Vibration Test Simulation
Theory and Physics
What is Vibration Test Simulation?
Professor, what is the purpose of conducting FEM simulation for vibration tests?
Two purposes:
1. Pre-test Risk Assessment — Identify the risk of failure due to resonance beforehand
2. Optimization of Test Conditions — Review excessive test conditions (prevention of over-testing)
Types of Vibration Tests
| Test Type | Input | Purpose | Standards |
|---|---|---|---|
| Sinusoidal Sweep | Sine wave (frequency sweep) | Understanding resonance characteristics | MIL-STD-810 |
| Random Vibration | PSD Input | Replication of actual usage environment | MIL-STD-810, IEC 60068 |
| Shock Test | SRS or Half-sine wave | Verification of shock resistance | MIL-STD-810 |
| Sine Burst | Burst of sine waves | Verification of response at resonance | Internal company standards |
Replication in FEM
Replicate the state mounted on a vibration test shaker in FEM:
1. Modeling of the Fixture — Fixture connecting the test specimen and the shaker
2. Base Excitation Input — Acceleration input from the shaker
3. Frequency Response or Time History Analysis — Depending on test conditions
4. Response Evaluation — Maximum values of acceleration, stress, displacement
Do we also model the fixture?
If the natural frequency of the fixture falls within the test frequency band, the fixture's resonance affects the test results. Model the fixture to check for fixture resonance beforehand.

→ **EXERCISE TASKS**
1. In the vibration test simulation text, what input does the random vibration test use?
2. Reproduce the vibration test simulation text word for word, from "Professor, what is" up to and including "(prevention of over-testing)".
3. According to the vibration test simulation text, why is the fixture also modeled in FEM?

→ **AVAILABLE DATA**
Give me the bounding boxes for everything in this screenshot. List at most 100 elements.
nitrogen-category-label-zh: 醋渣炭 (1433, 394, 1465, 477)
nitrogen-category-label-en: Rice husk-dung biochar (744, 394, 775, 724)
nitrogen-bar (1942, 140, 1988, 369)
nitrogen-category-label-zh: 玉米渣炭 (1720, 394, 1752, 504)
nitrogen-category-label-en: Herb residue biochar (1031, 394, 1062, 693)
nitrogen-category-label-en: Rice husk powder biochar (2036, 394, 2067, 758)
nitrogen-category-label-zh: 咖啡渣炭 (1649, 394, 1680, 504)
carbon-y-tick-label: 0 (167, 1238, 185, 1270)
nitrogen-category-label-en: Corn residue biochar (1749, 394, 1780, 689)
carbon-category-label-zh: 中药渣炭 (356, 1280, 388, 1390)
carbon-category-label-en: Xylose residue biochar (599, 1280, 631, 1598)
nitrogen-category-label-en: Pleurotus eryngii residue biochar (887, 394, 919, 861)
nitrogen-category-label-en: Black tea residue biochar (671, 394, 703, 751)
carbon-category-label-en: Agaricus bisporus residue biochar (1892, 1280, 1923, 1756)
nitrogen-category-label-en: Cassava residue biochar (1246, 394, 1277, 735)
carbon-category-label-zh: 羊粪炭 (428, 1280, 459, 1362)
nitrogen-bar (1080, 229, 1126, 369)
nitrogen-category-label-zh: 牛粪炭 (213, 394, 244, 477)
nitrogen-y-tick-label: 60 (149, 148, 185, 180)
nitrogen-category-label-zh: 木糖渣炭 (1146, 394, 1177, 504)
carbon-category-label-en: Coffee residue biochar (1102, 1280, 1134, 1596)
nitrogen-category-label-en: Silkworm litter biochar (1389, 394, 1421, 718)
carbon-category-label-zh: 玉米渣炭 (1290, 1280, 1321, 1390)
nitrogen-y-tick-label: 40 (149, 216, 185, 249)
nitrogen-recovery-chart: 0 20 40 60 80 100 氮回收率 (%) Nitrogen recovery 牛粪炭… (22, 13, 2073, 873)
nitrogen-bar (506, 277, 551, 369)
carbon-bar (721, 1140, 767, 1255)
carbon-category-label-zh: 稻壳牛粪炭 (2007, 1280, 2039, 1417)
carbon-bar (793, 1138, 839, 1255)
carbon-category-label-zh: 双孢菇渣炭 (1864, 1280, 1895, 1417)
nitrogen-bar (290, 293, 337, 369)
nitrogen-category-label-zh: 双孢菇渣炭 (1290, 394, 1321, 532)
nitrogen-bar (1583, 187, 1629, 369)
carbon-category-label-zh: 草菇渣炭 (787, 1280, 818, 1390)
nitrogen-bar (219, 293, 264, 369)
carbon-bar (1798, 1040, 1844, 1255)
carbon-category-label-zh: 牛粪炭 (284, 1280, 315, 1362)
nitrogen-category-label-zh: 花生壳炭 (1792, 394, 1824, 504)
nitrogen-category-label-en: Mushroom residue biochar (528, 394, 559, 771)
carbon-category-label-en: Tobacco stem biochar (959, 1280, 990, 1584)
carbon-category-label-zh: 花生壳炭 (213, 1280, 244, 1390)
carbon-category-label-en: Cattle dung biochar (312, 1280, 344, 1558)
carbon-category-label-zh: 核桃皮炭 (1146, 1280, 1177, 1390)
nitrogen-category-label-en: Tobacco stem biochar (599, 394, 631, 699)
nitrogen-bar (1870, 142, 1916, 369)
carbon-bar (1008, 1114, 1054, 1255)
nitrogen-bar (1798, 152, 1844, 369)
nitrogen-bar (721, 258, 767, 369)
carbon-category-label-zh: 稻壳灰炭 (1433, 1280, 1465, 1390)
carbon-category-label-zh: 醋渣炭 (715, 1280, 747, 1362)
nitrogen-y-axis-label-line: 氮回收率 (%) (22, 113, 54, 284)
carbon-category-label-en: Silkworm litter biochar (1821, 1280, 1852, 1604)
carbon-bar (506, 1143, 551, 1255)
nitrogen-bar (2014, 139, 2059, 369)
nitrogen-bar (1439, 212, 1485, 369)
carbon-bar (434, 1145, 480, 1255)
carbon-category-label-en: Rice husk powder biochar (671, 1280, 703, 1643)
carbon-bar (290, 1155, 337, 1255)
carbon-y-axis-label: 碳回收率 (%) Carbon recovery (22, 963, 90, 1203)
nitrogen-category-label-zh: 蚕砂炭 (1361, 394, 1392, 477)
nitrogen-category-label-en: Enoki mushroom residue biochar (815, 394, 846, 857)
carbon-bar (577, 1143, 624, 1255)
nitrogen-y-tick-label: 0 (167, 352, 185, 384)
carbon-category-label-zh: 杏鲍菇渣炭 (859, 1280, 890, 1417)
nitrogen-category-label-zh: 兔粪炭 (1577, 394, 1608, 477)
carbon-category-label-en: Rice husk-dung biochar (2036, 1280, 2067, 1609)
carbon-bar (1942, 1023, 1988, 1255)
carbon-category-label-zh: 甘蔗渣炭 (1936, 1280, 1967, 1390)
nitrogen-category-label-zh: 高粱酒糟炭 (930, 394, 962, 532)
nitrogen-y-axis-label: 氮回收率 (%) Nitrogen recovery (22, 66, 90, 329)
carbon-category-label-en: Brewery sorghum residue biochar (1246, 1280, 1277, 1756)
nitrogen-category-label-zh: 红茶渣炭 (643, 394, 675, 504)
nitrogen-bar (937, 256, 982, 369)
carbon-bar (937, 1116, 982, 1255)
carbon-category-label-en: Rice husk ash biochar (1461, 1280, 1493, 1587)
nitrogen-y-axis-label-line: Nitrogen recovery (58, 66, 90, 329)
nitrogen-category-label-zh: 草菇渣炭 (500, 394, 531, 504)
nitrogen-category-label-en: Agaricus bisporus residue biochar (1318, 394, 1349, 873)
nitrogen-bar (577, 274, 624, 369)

→ **ANSWERS TO EACH TASK**
1. It uses a PSD input.

2.
Professor, what is the purpose of conducting FEM simulation for vibration tests?
Two purposes:
1. Pre-test Risk Assessment — Identify the risk of failure due to resonance beforehand
2. Optimization of Test Conditions — Review excessive test conditions (prevention of over-testing)

3. If the fixture's natural frequency falls within the test frequency band, its resonance affects the test results. Modeling the fixture makes it possible to check for fixture resonance beforehand.